▸ **What is asked**: Extract all lines from the data beneath that include the word "iCloud".

---------- Items

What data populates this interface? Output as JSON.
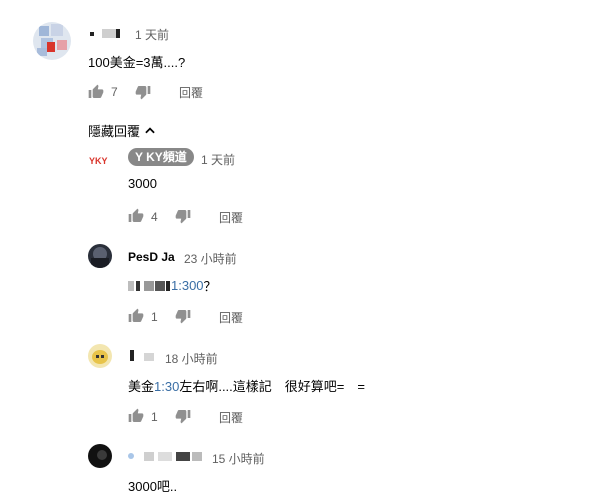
{
  "comments": [
    {
      "author": "",
      "time": "1 天前",
      "text": "100美金=3萬....?",
      "likes": "7",
      "reply_label": "回覆"
    }
  ],
  "hide_replies_label": "隱藏回覆",
  "replies": [
    {
      "author": "Y KY頻道",
      "time": "1 天前",
      "text": "3000",
      "likes": "4",
      "reply_label": "回覆"
    },
    {
      "author": "PesD Ja",
      "time": "23 小時前",
      "text_link": "1:300",
      "text_after": "？",
      "likes": "1",
      "reply_label": "回覆"
    },
    {
      "author": "",
      "time": "18 小時前",
      "text_before": "美金",
      "text_link": "1:30",
      "text_after": "左右啊....這樣記　很好算吧=　=",
      "likes": "1",
      "reply_label": "回覆"
    },
    {
      "author": "",
      "time": "15 小時前",
      "text": "3000吧.."
    }
  ],
  "colors": {
    "link": "#3a6ea5",
    "badge": "#888888",
    "meta": "#606060"
  },
  "icons": [
    "thumbs-up-icon",
    "thumbs-down-icon",
    "chevron-up-icon"
  ]
}
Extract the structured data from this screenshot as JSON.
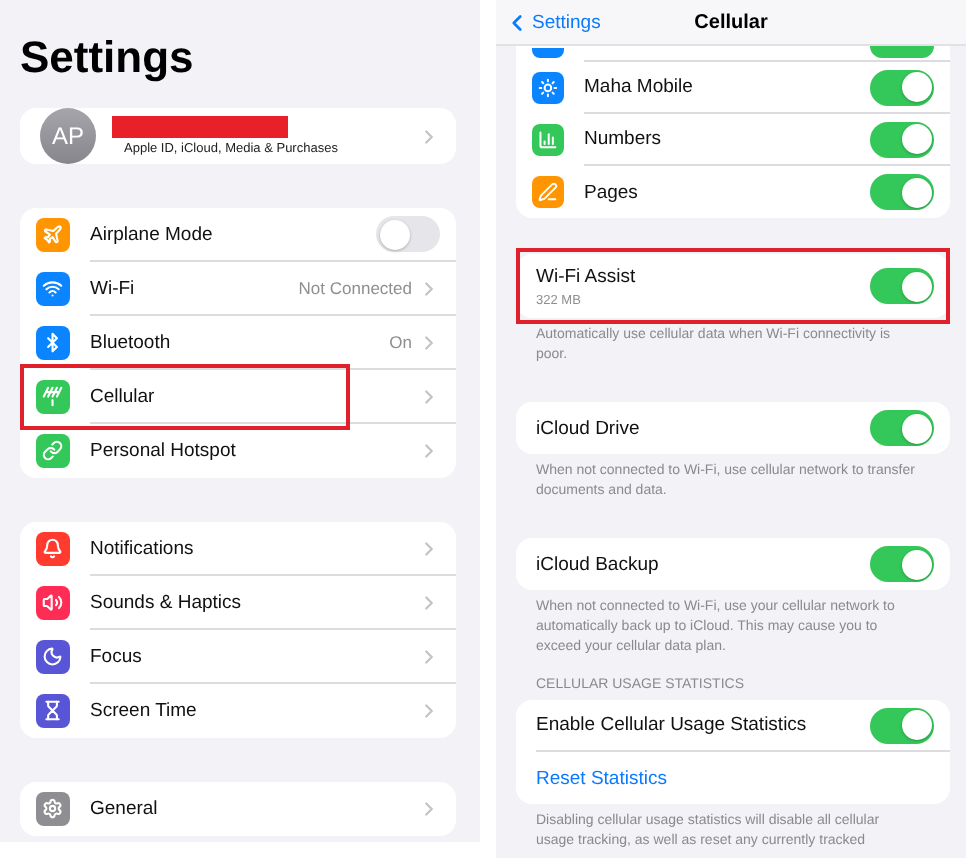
{
  "settings": {
    "title": "Settings",
    "profile": {
      "initials": "AP",
      "name_redacted": true,
      "subtitle": "Apple ID, iCloud, Media & Purchases"
    },
    "groups": [
      {
        "items": [
          {
            "kind": "toggle",
            "color": "#ff9500",
            "label": "Airplane Mode",
            "on": false,
            "highlighted": false
          },
          {
            "kind": "link",
            "color": "#0a84ff",
            "label": "Wi-Fi",
            "value": "Not Connected",
            "highlighted": false
          },
          {
            "kind": "link",
            "color": "#0a84ff",
            "label": "Bluetooth",
            "value": "On",
            "highlighted": false
          },
          {
            "kind": "link",
            "color": "#34c759",
            "label": "Cellular",
            "highlighted": true
          },
          {
            "kind": "link",
            "color": "#34c759",
            "label": "Personal Hotspot",
            "highlighted": false
          }
        ]
      },
      {
        "items": [
          {
            "kind": "link",
            "color": "#ff3b30",
            "label": "Notifications",
            "highlighted": false
          },
          {
            "kind": "link",
            "color": "#ff2d55",
            "label": "Sounds & Haptics",
            "highlighted": false
          },
          {
            "kind": "link",
            "color": "#5856d6",
            "label": "Focus",
            "highlighted": false
          },
          {
            "kind": "link",
            "color": "#5856d6",
            "label": "Screen Time",
            "highlighted": false
          }
        ]
      },
      {
        "items": [
          {
            "kind": "link",
            "color": "#8e8e93",
            "label": "General",
            "highlighted": false
          }
        ]
      }
    ]
  },
  "cellular": {
    "back": "Settings",
    "title": "Cellular",
    "apps": [
      {
        "kind": "partial",
        "color": "#0a84ff",
        "on": true
      },
      {
        "kind": "app",
        "color": "#0a84ff",
        "label": "Maha Mobile",
        "on": true
      },
      {
        "kind": "app",
        "color": "#34c759",
        "label": "Numbers",
        "on": true
      },
      {
        "kind": "app",
        "color": "#ff9500",
        "label": "Pages",
        "on": true
      }
    ],
    "sections": [
      {
        "rows": [
          {
            "kind": "toggle",
            "label": "Wi-Fi Assist",
            "detail": "322 MB",
            "on": true,
            "highlighted": true
          }
        ],
        "footer": "Automatically use cellular data when Wi-Fi connectivity is poor."
      },
      {
        "rows": [
          {
            "kind": "toggle",
            "label": "iCloud Drive",
            "on": true,
            "highlighted": false
          }
        ],
        "footer": "When not connected to Wi-Fi, use cellular network to transfer documents and data."
      },
      {
        "rows": [
          {
            "kind": "toggle",
            "label": "iCloud Backup",
            "on": true,
            "highlighted": false
          }
        ],
        "footer": "When not connected to Wi-Fi, use your cellular network to automatically back up to iCloud. This may cause you to exceed your cellular data plan."
      },
      {
        "header": "CELLULAR USAGE STATISTICS",
        "rows": [
          {
            "kind": "toggle",
            "label": "Enable Cellular Usage Statistics",
            "on": true,
            "highlighted": false
          },
          {
            "kind": "action",
            "label": "Reset Statistics",
            "highlighted": false
          }
        ],
        "footer": "Disabling cellular usage statistics will disable all cellular usage tracking, as well as reset any currently tracked"
      }
    ]
  }
}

--------------------

▸ **Task solution**:
      "subtitle": "Apple ID, iCloud, Media & Purchases"
            "label": "iCloud Drive",
            "label": "iCloud Backup",
        "footer": "When not connected to Wi-Fi, use your cellular network to automatically back up to iCloud. This may cause you to exceed your cellular data plan."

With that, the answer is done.